=== SOURCE MATERIAL ===
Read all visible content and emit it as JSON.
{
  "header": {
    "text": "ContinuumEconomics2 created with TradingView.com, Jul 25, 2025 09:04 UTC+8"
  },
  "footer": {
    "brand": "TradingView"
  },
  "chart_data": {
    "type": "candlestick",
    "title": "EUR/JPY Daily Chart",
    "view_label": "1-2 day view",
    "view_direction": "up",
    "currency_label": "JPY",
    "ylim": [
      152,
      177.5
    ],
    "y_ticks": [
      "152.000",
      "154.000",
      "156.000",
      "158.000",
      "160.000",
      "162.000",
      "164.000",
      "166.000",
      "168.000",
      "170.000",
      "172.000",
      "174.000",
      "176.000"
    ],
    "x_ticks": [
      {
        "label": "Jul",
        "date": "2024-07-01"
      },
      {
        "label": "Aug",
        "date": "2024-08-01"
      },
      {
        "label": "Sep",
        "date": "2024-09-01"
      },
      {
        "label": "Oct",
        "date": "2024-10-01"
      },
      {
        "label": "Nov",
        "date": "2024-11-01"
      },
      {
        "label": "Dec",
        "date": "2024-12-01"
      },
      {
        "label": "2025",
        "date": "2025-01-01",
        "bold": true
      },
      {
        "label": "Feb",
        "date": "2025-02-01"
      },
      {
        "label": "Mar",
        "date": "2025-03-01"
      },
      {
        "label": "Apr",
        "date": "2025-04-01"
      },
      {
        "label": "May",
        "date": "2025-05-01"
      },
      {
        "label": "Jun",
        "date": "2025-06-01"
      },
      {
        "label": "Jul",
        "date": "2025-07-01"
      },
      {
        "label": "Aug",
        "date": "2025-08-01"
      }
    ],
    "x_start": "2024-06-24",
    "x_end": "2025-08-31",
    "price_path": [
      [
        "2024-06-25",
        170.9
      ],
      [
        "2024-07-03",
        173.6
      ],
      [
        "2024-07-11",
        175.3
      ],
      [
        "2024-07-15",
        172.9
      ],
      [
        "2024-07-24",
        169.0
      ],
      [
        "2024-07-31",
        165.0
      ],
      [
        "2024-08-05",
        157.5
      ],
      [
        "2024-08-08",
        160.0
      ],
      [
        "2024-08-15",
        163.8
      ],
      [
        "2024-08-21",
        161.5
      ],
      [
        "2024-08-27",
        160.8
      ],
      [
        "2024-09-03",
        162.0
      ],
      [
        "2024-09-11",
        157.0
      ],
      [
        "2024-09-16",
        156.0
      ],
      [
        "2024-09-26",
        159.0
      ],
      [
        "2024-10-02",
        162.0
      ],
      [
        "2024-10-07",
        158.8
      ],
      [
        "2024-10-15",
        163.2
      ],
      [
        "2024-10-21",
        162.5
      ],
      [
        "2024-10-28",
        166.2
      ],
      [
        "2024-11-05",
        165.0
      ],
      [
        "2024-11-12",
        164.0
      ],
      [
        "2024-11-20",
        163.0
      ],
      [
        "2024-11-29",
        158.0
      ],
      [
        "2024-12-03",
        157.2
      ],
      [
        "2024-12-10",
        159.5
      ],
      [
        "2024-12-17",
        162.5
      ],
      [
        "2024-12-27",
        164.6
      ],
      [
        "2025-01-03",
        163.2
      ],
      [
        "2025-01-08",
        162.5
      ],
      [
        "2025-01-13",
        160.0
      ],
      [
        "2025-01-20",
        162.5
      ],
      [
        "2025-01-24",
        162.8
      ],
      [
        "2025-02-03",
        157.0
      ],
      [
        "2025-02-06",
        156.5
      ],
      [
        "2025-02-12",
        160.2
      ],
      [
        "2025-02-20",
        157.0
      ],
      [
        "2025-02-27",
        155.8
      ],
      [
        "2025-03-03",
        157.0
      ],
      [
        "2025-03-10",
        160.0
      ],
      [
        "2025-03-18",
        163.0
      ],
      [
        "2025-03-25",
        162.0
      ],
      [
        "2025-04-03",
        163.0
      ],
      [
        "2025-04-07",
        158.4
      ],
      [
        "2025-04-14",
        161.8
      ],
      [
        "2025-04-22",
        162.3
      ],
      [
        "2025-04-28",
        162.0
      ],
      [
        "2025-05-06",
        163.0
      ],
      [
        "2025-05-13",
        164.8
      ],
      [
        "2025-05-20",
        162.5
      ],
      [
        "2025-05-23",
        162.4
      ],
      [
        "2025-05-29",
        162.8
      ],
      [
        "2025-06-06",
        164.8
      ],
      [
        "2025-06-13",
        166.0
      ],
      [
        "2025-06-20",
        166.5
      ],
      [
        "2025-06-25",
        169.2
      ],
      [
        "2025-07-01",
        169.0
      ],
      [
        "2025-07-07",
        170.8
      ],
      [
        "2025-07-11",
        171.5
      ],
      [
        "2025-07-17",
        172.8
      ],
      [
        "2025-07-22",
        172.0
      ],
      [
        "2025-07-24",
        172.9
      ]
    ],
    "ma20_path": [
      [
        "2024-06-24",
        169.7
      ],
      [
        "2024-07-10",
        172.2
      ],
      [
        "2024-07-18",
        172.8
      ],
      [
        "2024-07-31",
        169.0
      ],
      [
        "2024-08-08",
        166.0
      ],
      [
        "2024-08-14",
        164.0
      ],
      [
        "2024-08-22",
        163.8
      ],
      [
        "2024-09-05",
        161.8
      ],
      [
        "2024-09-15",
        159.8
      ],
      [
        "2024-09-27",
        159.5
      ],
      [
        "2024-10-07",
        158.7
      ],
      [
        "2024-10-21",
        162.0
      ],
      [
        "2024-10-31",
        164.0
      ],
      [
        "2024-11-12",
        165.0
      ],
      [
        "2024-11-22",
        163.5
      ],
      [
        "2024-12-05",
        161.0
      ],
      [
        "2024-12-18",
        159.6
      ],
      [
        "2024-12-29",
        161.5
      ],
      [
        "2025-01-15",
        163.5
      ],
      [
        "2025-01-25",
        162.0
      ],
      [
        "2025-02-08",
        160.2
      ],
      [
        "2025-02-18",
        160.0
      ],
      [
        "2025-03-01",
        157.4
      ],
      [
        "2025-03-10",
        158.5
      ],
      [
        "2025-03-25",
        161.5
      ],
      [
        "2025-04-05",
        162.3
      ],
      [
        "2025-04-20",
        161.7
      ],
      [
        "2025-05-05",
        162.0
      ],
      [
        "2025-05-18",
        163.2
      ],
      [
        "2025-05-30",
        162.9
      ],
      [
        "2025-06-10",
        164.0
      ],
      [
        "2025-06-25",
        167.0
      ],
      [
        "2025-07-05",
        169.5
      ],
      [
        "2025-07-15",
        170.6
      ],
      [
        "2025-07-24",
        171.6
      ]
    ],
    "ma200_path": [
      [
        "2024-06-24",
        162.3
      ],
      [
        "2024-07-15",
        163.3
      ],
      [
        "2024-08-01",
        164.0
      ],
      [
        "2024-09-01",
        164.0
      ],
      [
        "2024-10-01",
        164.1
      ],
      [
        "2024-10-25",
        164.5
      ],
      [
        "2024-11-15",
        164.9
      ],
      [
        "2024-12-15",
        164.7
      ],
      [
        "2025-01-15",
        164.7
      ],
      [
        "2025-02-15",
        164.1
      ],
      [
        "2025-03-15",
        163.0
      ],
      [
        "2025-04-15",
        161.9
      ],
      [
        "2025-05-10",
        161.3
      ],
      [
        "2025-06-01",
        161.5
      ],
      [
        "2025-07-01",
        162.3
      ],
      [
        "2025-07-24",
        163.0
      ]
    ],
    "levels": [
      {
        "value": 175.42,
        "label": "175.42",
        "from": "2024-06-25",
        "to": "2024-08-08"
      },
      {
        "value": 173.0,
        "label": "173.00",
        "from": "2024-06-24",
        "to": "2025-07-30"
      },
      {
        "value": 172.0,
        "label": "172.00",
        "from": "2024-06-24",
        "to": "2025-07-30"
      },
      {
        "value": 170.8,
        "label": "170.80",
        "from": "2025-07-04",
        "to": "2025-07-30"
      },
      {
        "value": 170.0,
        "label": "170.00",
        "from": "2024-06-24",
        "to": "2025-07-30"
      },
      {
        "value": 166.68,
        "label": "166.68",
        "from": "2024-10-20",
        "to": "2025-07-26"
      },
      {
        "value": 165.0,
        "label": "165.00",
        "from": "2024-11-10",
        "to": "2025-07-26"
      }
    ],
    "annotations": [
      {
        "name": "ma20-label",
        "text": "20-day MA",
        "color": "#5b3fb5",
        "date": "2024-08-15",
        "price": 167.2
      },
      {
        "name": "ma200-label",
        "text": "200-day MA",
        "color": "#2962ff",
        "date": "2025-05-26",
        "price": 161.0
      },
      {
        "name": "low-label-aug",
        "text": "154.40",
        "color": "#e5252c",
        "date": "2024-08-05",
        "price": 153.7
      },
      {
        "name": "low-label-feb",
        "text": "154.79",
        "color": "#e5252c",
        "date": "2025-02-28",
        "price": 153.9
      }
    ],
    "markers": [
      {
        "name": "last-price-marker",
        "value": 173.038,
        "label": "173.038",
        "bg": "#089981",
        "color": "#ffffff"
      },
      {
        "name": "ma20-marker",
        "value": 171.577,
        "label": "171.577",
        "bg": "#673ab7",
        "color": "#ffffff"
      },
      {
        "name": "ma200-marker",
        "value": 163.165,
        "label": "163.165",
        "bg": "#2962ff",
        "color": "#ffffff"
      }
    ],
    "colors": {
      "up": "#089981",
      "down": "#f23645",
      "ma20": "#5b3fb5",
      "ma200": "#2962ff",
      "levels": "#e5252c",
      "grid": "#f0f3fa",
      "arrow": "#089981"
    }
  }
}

=== WRITTEN EXERCISE ===
Copy each line of the data that contains the word "from".

=== TASK RESULT ===
        "from": "2024-06-25",
        "from": "2024-06-24",
        "from": "2024-06-24",
        "from": "2025-07-04",
        "from": "2024-06-24",
        "from": "2024-10-20",
        "from": "2024-11-10",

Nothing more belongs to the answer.